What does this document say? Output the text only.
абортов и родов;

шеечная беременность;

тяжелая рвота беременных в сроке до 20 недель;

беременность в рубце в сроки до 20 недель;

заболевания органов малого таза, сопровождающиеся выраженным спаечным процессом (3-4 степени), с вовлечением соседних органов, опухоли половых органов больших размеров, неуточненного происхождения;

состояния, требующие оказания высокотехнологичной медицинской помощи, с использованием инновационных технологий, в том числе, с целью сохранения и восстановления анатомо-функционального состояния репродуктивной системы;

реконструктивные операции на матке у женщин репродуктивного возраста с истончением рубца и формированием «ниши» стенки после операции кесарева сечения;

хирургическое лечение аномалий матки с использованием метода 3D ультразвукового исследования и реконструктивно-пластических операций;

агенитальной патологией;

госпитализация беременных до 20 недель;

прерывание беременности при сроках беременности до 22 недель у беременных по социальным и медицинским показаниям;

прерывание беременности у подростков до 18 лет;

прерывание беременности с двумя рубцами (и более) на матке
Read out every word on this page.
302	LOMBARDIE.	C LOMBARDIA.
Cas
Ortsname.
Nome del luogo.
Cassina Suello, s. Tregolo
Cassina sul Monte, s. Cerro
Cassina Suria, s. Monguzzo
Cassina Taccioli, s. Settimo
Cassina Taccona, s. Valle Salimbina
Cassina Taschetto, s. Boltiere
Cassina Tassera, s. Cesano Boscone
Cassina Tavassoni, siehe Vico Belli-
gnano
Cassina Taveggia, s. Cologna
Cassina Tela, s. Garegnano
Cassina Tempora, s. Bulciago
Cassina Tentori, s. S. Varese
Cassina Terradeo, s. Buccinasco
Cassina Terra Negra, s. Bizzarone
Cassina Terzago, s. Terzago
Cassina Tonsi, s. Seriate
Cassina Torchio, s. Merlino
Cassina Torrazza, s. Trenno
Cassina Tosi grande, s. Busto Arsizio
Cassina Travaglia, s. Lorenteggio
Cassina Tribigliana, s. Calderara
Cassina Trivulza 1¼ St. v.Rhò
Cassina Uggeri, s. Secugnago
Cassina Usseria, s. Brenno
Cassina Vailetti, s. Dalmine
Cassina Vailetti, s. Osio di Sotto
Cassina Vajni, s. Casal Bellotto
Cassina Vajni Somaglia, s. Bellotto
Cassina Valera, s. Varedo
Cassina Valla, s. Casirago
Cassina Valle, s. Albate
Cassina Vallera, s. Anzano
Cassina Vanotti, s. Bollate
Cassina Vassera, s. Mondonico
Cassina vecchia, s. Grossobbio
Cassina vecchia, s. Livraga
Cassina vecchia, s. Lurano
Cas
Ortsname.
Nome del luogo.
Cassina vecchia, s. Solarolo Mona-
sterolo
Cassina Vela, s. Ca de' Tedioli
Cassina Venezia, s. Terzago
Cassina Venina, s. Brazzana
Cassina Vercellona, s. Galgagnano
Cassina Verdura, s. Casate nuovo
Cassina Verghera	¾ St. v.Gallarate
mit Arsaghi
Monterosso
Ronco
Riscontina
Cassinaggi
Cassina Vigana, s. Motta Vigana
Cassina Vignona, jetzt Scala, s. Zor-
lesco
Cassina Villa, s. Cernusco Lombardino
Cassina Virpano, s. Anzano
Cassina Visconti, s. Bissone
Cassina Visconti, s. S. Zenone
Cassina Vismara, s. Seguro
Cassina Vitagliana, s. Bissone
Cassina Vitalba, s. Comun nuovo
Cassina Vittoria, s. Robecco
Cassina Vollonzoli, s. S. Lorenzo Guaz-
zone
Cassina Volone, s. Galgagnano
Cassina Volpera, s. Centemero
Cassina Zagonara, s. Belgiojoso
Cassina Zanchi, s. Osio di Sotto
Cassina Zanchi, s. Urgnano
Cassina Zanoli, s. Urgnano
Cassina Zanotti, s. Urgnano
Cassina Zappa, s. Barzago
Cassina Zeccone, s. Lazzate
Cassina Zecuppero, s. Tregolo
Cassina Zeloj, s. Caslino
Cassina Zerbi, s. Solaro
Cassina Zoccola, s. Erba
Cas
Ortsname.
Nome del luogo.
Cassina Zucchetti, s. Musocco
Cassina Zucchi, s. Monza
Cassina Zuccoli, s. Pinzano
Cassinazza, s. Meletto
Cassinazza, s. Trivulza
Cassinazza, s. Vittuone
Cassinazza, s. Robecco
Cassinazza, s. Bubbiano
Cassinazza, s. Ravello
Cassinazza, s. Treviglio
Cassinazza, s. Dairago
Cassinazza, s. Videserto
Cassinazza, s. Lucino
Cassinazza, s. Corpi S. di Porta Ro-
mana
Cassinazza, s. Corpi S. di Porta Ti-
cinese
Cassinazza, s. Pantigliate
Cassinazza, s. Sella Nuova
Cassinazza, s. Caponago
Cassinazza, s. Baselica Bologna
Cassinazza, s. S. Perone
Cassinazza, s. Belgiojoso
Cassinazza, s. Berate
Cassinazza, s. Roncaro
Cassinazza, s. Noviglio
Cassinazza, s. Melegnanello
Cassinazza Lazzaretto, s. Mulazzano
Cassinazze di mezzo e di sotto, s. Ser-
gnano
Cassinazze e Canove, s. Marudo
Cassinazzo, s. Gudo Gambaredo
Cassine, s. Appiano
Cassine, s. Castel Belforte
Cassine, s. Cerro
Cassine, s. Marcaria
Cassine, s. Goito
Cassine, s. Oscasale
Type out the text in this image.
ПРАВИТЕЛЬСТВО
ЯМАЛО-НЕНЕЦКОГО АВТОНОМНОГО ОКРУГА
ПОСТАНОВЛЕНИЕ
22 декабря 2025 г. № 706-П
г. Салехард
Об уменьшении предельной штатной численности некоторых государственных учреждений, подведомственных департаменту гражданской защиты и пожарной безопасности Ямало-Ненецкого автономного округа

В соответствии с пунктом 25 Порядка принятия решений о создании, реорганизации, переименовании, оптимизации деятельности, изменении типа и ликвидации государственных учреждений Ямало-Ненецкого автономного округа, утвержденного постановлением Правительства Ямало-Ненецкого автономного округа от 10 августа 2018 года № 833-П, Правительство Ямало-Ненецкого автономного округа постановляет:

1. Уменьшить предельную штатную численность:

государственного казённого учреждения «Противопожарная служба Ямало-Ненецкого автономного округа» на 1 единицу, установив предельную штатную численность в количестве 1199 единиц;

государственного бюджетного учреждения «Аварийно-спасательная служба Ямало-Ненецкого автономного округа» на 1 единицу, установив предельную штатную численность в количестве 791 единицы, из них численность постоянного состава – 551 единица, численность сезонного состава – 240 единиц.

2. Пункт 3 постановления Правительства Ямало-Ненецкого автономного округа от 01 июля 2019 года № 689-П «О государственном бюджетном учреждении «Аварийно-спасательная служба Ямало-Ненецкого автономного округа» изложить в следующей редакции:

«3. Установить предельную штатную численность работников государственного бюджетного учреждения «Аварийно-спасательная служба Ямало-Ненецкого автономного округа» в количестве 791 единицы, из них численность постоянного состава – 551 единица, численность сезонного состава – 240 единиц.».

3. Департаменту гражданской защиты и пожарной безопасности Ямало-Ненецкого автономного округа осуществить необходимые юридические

━━━━━━━━━━━━━━━━

Given task | Search the data above for lines holding "матке" and copy each of them.

Response below |
реконструктивные операции на матке у женщин репродуктивного возраста с истончением рубца и формированием «ниши» стенки после операции кесарева сечения;
прерывание беременности с двумя рубцами (и более) на матке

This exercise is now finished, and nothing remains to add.